§ Your instructions: Going through the material below, please gather all lines with the word "Width" in them.

Rows from a figure dataset:
*-*-*

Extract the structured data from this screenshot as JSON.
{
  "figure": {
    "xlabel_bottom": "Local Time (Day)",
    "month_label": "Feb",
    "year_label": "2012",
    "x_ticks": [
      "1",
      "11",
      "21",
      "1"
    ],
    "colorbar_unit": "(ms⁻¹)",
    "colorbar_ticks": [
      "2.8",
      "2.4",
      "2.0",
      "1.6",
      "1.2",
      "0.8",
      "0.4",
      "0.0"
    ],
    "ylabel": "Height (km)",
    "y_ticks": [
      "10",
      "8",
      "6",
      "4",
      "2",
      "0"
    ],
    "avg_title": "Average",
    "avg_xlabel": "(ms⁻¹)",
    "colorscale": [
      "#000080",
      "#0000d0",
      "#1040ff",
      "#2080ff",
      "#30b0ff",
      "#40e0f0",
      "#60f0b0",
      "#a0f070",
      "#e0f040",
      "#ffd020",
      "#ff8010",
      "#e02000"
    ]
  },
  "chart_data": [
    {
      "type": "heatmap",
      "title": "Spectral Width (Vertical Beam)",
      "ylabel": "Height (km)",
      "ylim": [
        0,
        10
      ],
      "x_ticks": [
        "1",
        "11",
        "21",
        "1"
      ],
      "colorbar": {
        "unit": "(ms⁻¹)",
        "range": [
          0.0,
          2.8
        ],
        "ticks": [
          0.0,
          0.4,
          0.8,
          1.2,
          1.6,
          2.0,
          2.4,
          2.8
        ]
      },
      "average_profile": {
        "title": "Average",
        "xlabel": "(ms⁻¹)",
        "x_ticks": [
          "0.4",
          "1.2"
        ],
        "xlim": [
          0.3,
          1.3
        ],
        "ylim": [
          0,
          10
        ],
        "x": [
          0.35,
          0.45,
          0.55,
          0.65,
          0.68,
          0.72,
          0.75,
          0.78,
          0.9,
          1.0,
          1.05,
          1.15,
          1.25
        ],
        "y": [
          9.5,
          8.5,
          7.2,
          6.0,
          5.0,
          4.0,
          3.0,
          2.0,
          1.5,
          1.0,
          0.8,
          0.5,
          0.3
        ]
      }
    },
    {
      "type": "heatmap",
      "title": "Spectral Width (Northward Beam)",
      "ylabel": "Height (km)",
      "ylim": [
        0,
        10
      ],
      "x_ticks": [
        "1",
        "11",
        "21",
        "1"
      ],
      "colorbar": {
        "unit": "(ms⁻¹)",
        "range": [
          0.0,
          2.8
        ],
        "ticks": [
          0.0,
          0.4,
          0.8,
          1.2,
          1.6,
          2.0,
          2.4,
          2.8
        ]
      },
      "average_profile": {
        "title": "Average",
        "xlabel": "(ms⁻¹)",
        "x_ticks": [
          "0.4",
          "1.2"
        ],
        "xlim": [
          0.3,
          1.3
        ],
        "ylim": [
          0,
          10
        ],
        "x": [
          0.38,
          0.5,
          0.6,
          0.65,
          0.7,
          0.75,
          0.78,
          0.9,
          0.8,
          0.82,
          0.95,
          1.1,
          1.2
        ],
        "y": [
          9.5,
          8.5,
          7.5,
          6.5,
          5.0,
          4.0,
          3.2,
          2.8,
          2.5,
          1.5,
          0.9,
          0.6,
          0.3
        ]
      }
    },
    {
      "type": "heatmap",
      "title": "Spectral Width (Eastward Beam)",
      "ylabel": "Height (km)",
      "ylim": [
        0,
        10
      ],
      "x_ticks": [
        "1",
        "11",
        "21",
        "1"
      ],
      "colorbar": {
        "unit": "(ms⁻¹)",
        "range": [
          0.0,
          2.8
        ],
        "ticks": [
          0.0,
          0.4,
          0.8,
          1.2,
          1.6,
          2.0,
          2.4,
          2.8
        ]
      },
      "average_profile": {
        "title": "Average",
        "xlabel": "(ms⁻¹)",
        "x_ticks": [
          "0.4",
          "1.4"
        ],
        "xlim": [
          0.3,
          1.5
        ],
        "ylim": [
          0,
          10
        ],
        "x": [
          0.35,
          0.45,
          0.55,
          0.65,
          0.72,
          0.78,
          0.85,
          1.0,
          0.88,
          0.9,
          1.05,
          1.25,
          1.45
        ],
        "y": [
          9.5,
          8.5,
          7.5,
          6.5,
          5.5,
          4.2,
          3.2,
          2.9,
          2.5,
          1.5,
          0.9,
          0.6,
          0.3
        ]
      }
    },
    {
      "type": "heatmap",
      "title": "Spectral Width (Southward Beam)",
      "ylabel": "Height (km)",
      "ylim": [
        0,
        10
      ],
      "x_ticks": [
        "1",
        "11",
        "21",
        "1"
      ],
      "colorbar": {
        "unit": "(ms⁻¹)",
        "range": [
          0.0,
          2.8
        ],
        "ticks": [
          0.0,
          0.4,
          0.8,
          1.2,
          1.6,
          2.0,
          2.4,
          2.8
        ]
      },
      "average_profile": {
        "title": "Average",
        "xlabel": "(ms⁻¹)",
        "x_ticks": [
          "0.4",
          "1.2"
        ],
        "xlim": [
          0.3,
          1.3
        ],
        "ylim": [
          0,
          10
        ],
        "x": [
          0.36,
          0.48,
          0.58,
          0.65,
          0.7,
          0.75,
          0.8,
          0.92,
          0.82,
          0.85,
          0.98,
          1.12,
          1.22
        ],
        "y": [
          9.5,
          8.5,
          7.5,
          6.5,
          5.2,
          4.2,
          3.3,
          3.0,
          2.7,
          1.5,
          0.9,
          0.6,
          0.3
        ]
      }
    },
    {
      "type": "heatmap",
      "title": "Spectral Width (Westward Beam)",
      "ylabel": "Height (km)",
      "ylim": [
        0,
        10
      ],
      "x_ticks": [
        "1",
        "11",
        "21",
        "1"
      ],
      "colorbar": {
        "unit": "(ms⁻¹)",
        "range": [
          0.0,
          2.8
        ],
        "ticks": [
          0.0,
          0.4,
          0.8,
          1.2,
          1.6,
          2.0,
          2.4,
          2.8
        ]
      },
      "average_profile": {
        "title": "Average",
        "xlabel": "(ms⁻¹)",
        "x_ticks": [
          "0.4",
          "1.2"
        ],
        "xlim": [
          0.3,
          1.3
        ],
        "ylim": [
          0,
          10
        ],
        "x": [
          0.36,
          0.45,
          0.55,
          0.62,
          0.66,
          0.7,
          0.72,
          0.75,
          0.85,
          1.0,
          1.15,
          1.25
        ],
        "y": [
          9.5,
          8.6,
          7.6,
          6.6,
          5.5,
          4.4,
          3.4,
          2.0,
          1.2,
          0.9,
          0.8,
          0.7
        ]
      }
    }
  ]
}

*-*-*

§ Answer to the problem:
      "title": "Spectral Width (Vertical Beam)",
      "title": "Spectral Width (Northward Beam)",
      "title": "Spectral Width (Eastward Beam)",
      "title": "Spectral Width (Southward Beam)",
      "title": "Spectral Width (Westward Beam)",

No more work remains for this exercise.